• **Exercise description**
Identify the lines that contain the word "Onboarding" and copy each one.

########################################

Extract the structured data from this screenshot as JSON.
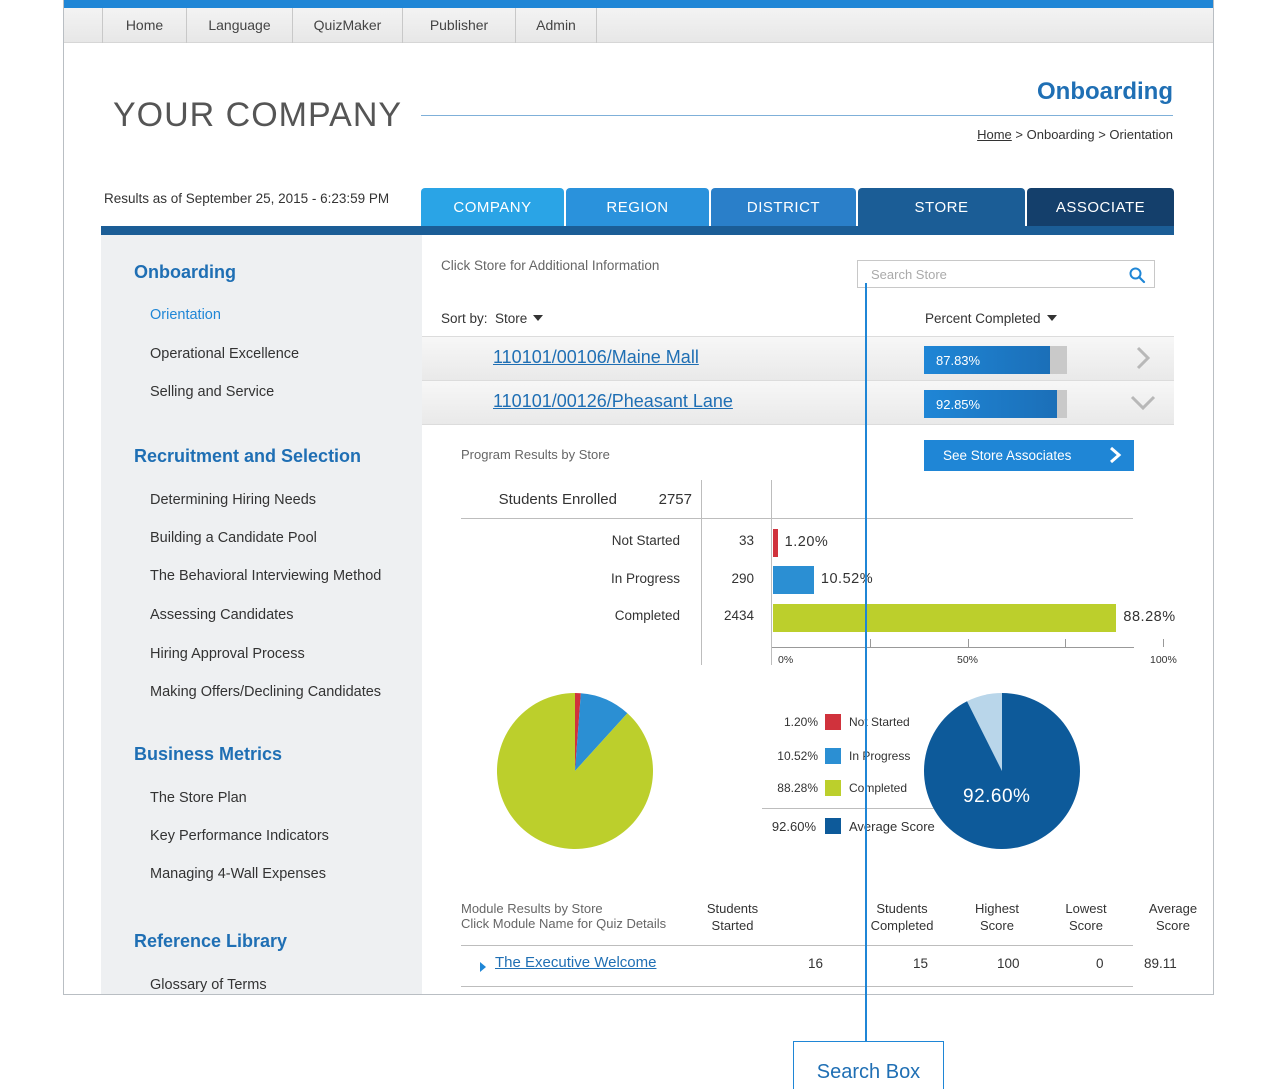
{
  "topnav": {
    "items": [
      "Home",
      "Language",
      "QuizMaker",
      "Publisher",
      "Admin"
    ]
  },
  "header": {
    "company": "YOUR COMPANY",
    "section_title": "Onboarding",
    "breadcrumb": {
      "home": "Home",
      "sep1": " > ",
      "section": "Onboarding",
      "sep2": " > ",
      "page": "Orientation"
    },
    "results_asof": "Results as of September 25, 2015 - 6:23:59 PM"
  },
  "tabs": [
    {
      "label": "COMPANY",
      "color": "#2aa4e6"
    },
    {
      "label": "REGION",
      "color": "#2a92dc"
    },
    {
      "label": "DISTRICT",
      "color": "#2a7fc9"
    },
    {
      "label": "STORE",
      "color": "#1b5d96",
      "active": true
    },
    {
      "label": "ASSOCIATE",
      "color": "#143f6b"
    }
  ],
  "sidebar": {
    "sections": [
      {
        "heading": "Onboarding",
        "items": [
          "Orientation",
          "Operational Excellence",
          "Selling and Service"
        ],
        "active_item": "Orientation"
      },
      {
        "heading": "Recruitment and Selection",
        "items": [
          "Determining Hiring Needs",
          "Building a Candidate Pool",
          "The Behavioral Interviewing Method",
          "Assessing Candidates",
          "Hiring Approval Process",
          "Making Offers/Declining Candidates"
        ]
      },
      {
        "heading": "Business Metrics",
        "items": [
          "The Store Plan",
          "Key Performance Indicators",
          "Managing 4-Wall Expenses"
        ]
      },
      {
        "heading": "Reference Library",
        "items": [
          "Glossary of Terms"
        ]
      }
    ]
  },
  "main": {
    "hint": "Click Store for Additional Information",
    "search_placeholder": "Search Store",
    "sort_label": "Sort by:",
    "sort_value": "Store",
    "sort_column": "Percent Completed",
    "stores": [
      {
        "name": "110101/00106/Maine Mall",
        "percent_text": "87.83%",
        "percent": 87.83,
        "expanded": false
      },
      {
        "name": "110101/00126/Pheasant Lane",
        "percent_text": "92.85%",
        "percent": 92.85,
        "expanded": true
      }
    ],
    "program_title": "Program Results by Store",
    "see_associates": "See Store Associates",
    "students_enrolled_label": "Students Enrolled",
    "students_enrolled": "2757",
    "stats": [
      {
        "label": "Not Started",
        "count": "33",
        "percent_text": "1.20%",
        "percent": 1.2,
        "color": "#d0323c"
      },
      {
        "label": "In Progress",
        "count": "290",
        "percent_text": "10.52%",
        "percent": 10.52,
        "color": "#2b8fd3"
      },
      {
        "label": "Completed",
        "count": "2434",
        "percent_text": "88.28%",
        "percent": 88.28,
        "color": "#bccf2c"
      }
    ],
    "axis_labels": [
      "0%",
      "50%",
      "100%"
    ],
    "legend": [
      {
        "pct": "1.20%",
        "label": "Not Started",
        "color": "#d0323c"
      },
      {
        "pct": "10.52%",
        "label": "In Progress",
        "color": "#2b8fd3"
      },
      {
        "pct": "88.28%",
        "label": "Completed",
        "color": "#bccf2c"
      },
      {
        "pct": "92.60%",
        "label": "Average Score",
        "color": "#0d5a9a"
      }
    ],
    "average_score_text": "92.60%",
    "average_score": 92.6,
    "module_title_1": "Module Results by Store",
    "module_title_2": "Click Module Name for Quiz Details",
    "module_headers": [
      [
        "Students",
        "Started"
      ],
      [
        "Students",
        "Completed"
      ],
      [
        "Highest",
        "Score"
      ],
      [
        "Lowest",
        "Score"
      ],
      [
        "Average",
        "Score"
      ]
    ],
    "modules": [
      {
        "name": "The Executive Welcome",
        "started": "16",
        "completed": "15",
        "highest": "100",
        "lowest": "0",
        "average": "89.11"
      }
    ]
  },
  "annotation": {
    "label": "Search Box"
  }
}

########################################

• **Answer in full**
    "section_title": "Onboarding",
      "section": "Onboarding",
        "heading": "Onboarding",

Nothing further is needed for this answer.